* begin DATA SHOWN *

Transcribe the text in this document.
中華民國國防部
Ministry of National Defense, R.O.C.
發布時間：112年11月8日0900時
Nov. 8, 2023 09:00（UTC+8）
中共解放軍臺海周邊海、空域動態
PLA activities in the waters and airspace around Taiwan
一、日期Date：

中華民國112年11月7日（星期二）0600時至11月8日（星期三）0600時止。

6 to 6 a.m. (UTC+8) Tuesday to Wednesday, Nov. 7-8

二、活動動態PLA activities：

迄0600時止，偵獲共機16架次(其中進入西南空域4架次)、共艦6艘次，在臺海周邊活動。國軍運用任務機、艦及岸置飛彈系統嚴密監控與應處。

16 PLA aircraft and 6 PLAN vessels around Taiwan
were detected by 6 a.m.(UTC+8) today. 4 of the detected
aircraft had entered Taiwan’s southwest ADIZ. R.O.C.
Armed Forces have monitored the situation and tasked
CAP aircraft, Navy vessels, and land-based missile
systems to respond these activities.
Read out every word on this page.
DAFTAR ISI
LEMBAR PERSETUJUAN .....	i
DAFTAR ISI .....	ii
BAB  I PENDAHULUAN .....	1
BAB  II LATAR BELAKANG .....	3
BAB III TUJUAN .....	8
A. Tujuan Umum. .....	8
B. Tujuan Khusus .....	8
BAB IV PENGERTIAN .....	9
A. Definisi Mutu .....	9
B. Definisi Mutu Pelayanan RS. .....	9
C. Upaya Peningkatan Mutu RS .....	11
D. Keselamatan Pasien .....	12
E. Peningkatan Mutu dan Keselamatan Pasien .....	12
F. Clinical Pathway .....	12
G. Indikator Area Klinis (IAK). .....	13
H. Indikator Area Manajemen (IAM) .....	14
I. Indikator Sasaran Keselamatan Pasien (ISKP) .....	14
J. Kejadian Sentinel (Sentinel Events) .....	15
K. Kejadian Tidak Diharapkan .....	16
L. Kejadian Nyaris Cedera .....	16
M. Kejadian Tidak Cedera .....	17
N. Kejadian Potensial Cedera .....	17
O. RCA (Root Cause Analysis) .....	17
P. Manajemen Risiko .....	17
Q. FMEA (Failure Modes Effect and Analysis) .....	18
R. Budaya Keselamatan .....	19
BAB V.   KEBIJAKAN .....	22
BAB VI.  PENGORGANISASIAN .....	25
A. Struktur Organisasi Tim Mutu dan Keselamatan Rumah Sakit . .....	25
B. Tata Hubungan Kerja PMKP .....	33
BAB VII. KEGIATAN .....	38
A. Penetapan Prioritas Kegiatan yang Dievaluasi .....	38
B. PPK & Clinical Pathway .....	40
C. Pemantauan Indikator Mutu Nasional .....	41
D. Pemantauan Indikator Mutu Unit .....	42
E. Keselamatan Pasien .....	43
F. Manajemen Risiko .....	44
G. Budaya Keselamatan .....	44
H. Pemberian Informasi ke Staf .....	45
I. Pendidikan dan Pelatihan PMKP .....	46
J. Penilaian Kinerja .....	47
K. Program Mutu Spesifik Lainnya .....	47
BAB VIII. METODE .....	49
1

* end DATA SHOWN *

WRITTEN PROBLEM ▸ Search the data for "Pathway". Copy every line that has it.

CORRECT OUTPUT ▸
F. Clinical Pathway .....	12
B. PPK & Clinical Pathway .....	40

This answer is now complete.